:: REQUIREMENT ::
Copy all the material that follows, keeping every character the same.

────────

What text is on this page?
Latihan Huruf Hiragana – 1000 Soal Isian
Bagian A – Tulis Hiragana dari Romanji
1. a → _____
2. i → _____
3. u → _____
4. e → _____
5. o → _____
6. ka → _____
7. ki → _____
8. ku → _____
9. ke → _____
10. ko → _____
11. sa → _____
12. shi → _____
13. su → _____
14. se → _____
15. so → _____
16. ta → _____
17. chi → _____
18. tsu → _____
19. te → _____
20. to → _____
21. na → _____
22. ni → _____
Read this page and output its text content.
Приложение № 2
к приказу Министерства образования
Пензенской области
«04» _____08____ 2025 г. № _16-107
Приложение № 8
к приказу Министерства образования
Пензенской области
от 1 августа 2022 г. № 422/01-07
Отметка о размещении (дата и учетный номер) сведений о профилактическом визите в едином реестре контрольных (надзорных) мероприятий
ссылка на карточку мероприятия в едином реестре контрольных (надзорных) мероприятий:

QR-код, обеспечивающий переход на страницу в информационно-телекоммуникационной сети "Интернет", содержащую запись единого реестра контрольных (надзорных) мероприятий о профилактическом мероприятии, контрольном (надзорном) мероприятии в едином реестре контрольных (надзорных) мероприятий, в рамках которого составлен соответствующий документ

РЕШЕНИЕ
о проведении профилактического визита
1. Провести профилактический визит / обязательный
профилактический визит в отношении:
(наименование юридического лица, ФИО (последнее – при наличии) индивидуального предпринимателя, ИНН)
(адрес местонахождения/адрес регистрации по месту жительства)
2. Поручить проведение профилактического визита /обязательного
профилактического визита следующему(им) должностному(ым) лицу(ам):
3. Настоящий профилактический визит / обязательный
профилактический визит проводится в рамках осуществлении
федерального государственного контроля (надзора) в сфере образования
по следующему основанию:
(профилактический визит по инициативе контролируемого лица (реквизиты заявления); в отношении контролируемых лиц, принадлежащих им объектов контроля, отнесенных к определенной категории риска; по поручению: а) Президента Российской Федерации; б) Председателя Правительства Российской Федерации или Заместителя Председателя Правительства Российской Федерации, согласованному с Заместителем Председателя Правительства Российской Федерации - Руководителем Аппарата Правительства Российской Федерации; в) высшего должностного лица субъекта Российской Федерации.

────────

:: OUTPUT OF THE TASK ::
What text is on this page?
Latihan Huruf Hiragana – 1000 Soal Isian
Bagian A – Tulis Hiragana dari Romanji
1. a → _____
2. i → _____
3. u → _____
4. e → _____
5. o → _____
6. ka → _____
7. ki → _____
8. ku → _____
9. ke → _____
10. ko → _____
11. sa → _____
12. shi → _____
13. su → _____
14. se → _____
15. so → _____
16. ta → _____
17. chi → _____
18. tsu → _____
19. te → _____
20. to → _____
21. na → _____
22. ni → _____
Read this page and output its text content.
Приложение № 2
к приказу Министерства образования
Пензенской области
«04» _____08____ 2025 г. № _16-107
Приложение № 8
к приказу Министерства образования
Пензенской области
от 1 августа 2022 г. № 422/01-07
Отметка о размещении (дата и учетный номер) сведений о профилактическом визите в едином реестре контрольных (надзорных) мероприятий
ссылка на карточку мероприятия в едином реестре контрольных (надзорных) мероприятий:

QR-код, обеспечивающий переход на страницу в информационно-телекоммуникационной сети "Интернет", содержащую запись единого реестра контрольных (надзорных) мероприятий о профилактическом мероприятии, контрольном (надзорном) мероприятии в едином реестре контрольных (надзорных) мероприятий, в рамках которого составлен соответствующий документ

РЕШЕНИЕ
о проведении профилактического визита
1. Провести профилактический визит / обязательный
профилактический визит в отношении:
(наименование юридического лица, ФИО (последнее – при наличии) индивидуального предпринимателя, ИНН)
(адрес местонахождения/адрес регистрации по месту жительства)
2. Поручить проведение профилактического визита /обязательного
профилактического визита следующему(им) должностному(ым) лицу(ам):
3. Настоящий профилактический визит / обязательный
профилактический визит проводится в рамках осуществлении
федерального государственного контроля (надзора) в сфере образования
по следующему основанию:
(профилактический визит по инициативе контролируемого лица (реквизиты заявления); в отношении контролируемых лиц, принадлежащих им объектов контроля, отнесенных к определенной категории риска; по поручению: а) Президента Российской Федерации; б) Председателя Правительства Российской Федерации или Заместителя Председателя Правительства Российской Федерации, согласованному с Заместителем Председателя Правительства Российской Федерации - Руководителем Аппарата Правительства Российской Федерации; в) высшего должностного лица субъекта Российской Федерации.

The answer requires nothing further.